* EXTRACTED DATA

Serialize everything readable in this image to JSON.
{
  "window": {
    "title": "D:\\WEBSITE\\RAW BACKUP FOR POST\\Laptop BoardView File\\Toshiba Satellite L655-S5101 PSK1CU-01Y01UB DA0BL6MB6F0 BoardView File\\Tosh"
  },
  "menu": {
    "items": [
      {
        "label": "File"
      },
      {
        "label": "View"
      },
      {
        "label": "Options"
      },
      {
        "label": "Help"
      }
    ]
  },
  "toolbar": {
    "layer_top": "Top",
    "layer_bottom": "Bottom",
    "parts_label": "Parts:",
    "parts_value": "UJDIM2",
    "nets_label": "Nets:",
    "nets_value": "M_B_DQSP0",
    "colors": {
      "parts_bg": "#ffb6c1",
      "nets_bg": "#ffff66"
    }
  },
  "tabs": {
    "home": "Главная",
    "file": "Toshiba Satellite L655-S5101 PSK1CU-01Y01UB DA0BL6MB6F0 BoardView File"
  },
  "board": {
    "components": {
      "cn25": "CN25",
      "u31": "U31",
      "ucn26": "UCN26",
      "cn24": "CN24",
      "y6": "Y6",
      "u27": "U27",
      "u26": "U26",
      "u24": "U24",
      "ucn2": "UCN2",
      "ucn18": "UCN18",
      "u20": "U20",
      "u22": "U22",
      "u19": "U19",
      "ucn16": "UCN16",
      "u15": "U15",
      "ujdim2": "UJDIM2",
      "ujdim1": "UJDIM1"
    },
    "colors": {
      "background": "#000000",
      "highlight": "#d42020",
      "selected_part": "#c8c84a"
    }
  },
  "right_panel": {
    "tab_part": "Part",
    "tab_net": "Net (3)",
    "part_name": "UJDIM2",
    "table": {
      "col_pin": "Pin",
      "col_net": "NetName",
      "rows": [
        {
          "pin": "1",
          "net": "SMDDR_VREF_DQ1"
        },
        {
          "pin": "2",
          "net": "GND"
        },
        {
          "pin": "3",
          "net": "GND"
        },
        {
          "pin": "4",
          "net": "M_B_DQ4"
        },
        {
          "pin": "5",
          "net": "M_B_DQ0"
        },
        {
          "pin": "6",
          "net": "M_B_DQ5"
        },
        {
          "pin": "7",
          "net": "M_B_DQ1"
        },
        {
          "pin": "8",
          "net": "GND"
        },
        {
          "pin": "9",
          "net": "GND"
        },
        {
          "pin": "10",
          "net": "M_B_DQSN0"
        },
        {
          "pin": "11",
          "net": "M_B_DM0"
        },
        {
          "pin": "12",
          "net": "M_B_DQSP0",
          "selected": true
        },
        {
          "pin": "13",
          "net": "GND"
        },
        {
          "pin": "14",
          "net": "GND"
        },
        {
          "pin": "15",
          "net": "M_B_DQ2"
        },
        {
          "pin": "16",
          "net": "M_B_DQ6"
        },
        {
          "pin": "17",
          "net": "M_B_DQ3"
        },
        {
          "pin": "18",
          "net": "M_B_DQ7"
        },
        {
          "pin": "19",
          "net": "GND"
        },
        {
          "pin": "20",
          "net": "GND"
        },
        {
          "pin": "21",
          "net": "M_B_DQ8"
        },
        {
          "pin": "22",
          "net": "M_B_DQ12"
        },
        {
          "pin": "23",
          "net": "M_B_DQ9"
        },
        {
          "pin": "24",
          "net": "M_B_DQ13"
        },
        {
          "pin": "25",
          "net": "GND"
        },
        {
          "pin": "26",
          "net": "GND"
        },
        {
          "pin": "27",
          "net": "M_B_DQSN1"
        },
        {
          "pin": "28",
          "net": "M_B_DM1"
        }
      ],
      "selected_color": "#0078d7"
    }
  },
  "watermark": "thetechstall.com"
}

* DIRECTION
Show the lines of the records that include the string "File".

* EXERCISE RESULT
    "title": "D:\\WEBSITE\\RAW BACKUP FOR POST\\Laptop BoardView File\\Toshiba Satellite L655-S5101 PSK1CU-01Y01UB DA0BL6MB6F0 BoardView File\\Tosh"
        "label": "File"
    "file": "Toshiba Satellite L655-S5101 PSK1CU-01Y01UB DA0BL6MB6F0 BoardView File"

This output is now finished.